*Prompt*. Omit all pictures. Copy the rest of the material exactly.

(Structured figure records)
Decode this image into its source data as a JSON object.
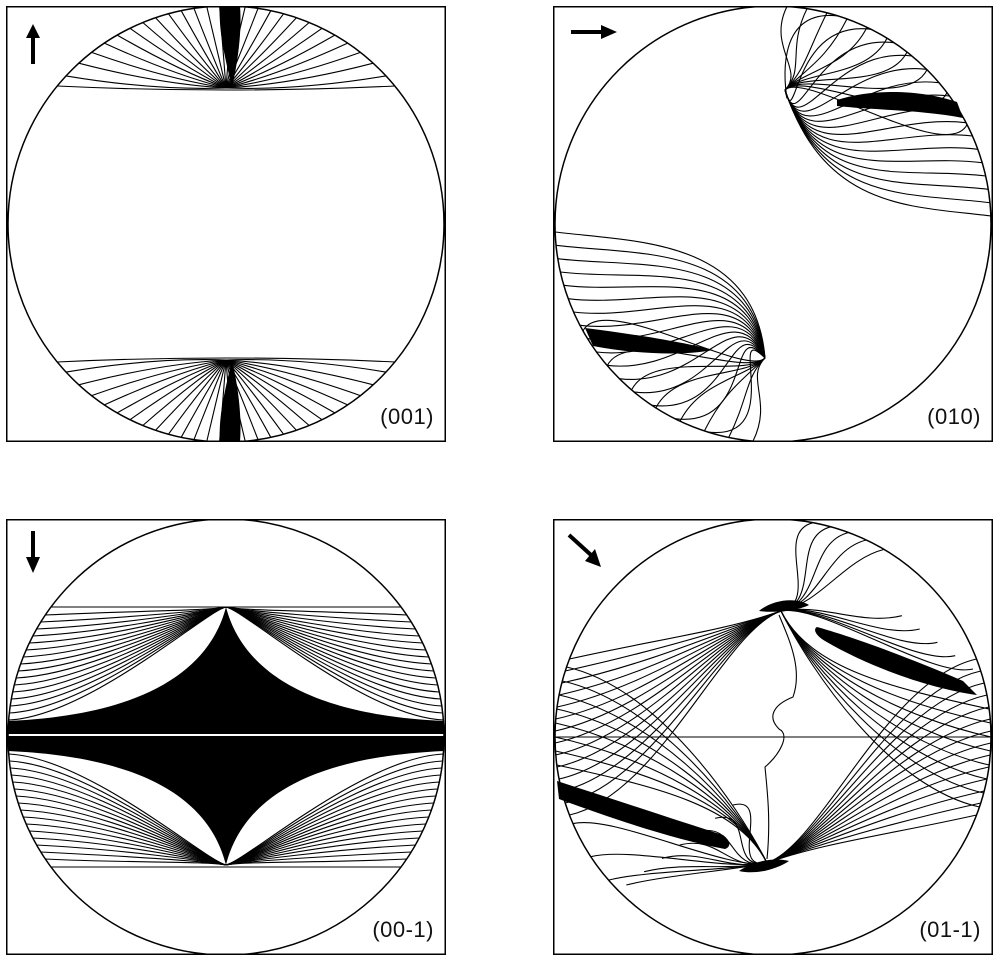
{
  "panels": [
    {
      "label": "(001)",
      "arrow": "arrow-up-icon"
    },
    {
      "label": "(010)",
      "arrow": "arrow-right-icon"
    },
    {
      "label": "(00-1)",
      "arrow": "arrow-down-icon"
    },
    {
      "label": "(01-1)",
      "arrow": "arrow-down-right-icon"
    }
  ]
}
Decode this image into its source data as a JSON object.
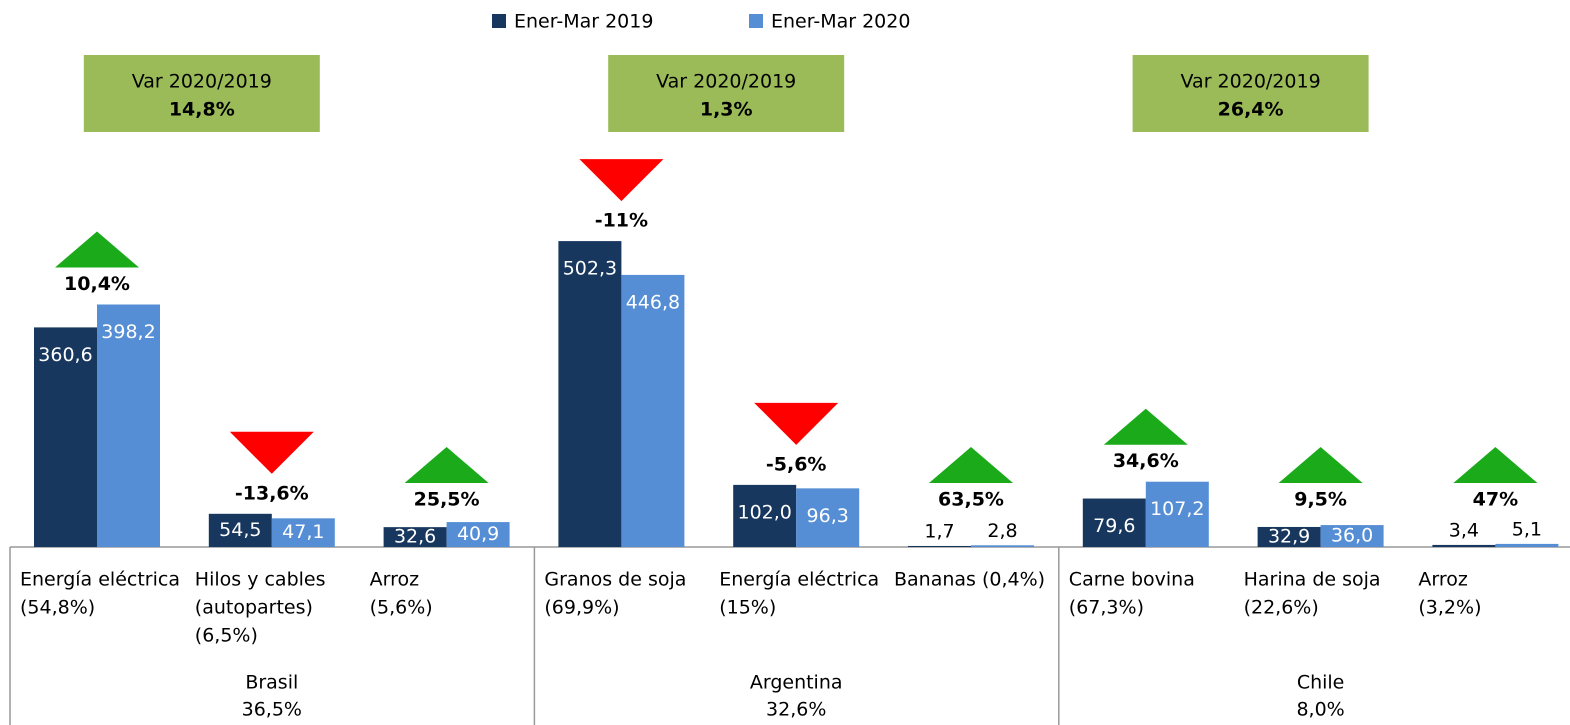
{
  "chart_data": {
    "type": "bar",
    "series": [
      {
        "name": "Ener-Mar 2019",
        "color": "#17375e",
        "values": [
          360.6,
          54.5,
          32.6,
          502.3,
          102.0,
          1.7,
          79.6,
          32.9,
          3.4
        ],
        "value_labels": [
          "360,6",
          "54,5",
          "32,6",
          "502,3",
          "102,0",
          "1,7",
          "79,6",
          "32,9",
          "3,4"
        ]
      },
      {
        "name": "Ener-Mar 2020",
        "color": "#558ed5",
        "values": [
          398.2,
          47.1,
          40.9,
          446.8,
          96.3,
          2.8,
          107.2,
          36.0,
          5.1
        ],
        "value_labels": [
          "398,2",
          "47,1",
          "40,9",
          "446,8",
          "96,3",
          "2,8",
          "107,2",
          "36,0",
          "5,1"
        ]
      }
    ],
    "changes": {
      "values": [
        10.4,
        -13.6,
        25.5,
        -11,
        -5.6,
        63.5,
        34.6,
        9.5,
        47
      ],
      "value_labels": [
        "10,4%",
        "-13,6%",
        "25,5%",
        "-11%",
        "-5,6%",
        "63,5%",
        "34,6%",
        "9,5%",
        "47%"
      ],
      "up_color": "#1aaa1a",
      "down_color": "#ff0000"
    },
    "groups": [
      {
        "name": "Brasil",
        "share": "36,5%",
        "variation_title": "Var 2020/2019",
        "variation": "14,8%",
        "categories": [
          [
            "Energía eléctrica",
            "(54,8%)"
          ],
          [
            "Hilos y cables",
            "(autopartes)",
            "(6,5%)"
          ],
          [
            "Arroz",
            "(5,6%)"
          ]
        ]
      },
      {
        "name": "Argentina",
        "share": "32,6%",
        "variation_title": "Var 2020/2019",
        "variation": "1,3%",
        "categories": [
          [
            "Granos de soja",
            "(69,9%)"
          ],
          [
            "Energía eléctrica",
            "(15%)"
          ],
          [
            "Bananas (0,4%)"
          ]
        ]
      },
      {
        "name": "Chile",
        "share": "8,0%",
        "variation_title": "Var 2020/2019",
        "variation": "26,4%",
        "categories": [
          [
            "Carne bovina",
            "(67,3%)"
          ],
          [
            "Harina de soja",
            "(22,6%)"
          ],
          [
            "Arroz",
            "(3,2%)"
          ]
        ]
      }
    ],
    "box_color": "#9bbb59"
  }
}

*Task solution*.
Decode this image into its source data as a JSON object.
{
  "panels": [
    {
      "label": "(001)",
      "arrow": "arrow-up-icon"
    },
    {
      "label": "(010)",
      "arrow": "arrow-right-icon"
    },
    {
      "label": "(00-1)",
      "arrow": "arrow-down-icon"
    },
    {
      "label": "(01-1)",
      "arrow": "arrow-down-right-icon"
    }
  ]
}
Decode this image into its source data as a JSON object.
{
  "chart_data": {
    "type": "bar",
    "series": [
      {
        "name": "Ener-Mar 2019",
        "color": "#17375e",
        "values": [
          360.6,
          54.5,
          32.6,
          502.3,
          102.0,
          1.7,
          79.6,
          32.9,
          3.4
        ],
        "value_labels": [
          "360,6",
          "54,5",
          "32,6",
          "502,3",
          "102,0",
          "1,7",
          "79,6",
          "32,9",
          "3,4"
        ]
      },
      {
        "name": "Ener-Mar 2020",
        "color": "#558ed5",
        "values": [
          398.2,
          47.1,
          40.9,
          446.8,
          96.3,
          2.8,
          107.2,
          36.0,
          5.1
        ],
        "value_labels": [
          "398,2",
          "47,1",
          "40,9",
          "446,8",
          "96,3",
          "2,8",
          "107,2",
          "36,0",
          "5,1"
        ]
      }
    ],
    "changes": {
      "values": [
        10.4,
        -13.6,
        25.5,
        -11,
        -5.6,
        63.5,
        34.6,
        9.5,
        47
      ],
      "value_labels": [
        "10,4%",
        "-13,6%",
        "25,5%",
        "-11%",
        "-5,6%",
        "63,5%",
        "34,6%",
        "9,5%",
        "47%"
      ],
      "up_color": "#1aaa1a",
      "down_color": "#ff0000"
    },
    "groups": [
      {
        "name": "Brasil",
        "share": "36,5%",
        "variation_title": "Var 2020/2019",
        "variation": "14,8%",
        "categories": [
          [
            "Energía eléctrica",
            "(54,8%)"
          ],
          [
            "Hilos y cables",
            "(autopartes)",
            "(6,5%)"
          ],
          [
            "Arroz",
            "(5,6%)"
          ]
        ]
      },
      {
        "name": "Argentina",
        "share": "32,6%",
        "variation_title": "Var 2020/2019",
        "variation": "1,3%",
        "categories": [
          [
            "Granos de soja",
            "(69,9%)"
          ],
          [
            "Energía eléctrica",
            "(15%)"
          ],
          [
            "Bananas (0,4%)"
          ]
        ]
      },
      {
        "name": "Chile",
        "share": "8,0%",
        "variation_title": "Var 2020/2019",
        "variation": "26,4%",
        "categories": [
          [
            "Carne bovina",
            "(67,3%)"
          ],
          [
            "Harina de soja",
            "(22,6%)"
          ],
          [
            "Arroz",
            "(3,2%)"
          ]
        ]
      }
    ],
    "box_color": "#9bbb59"
  }
}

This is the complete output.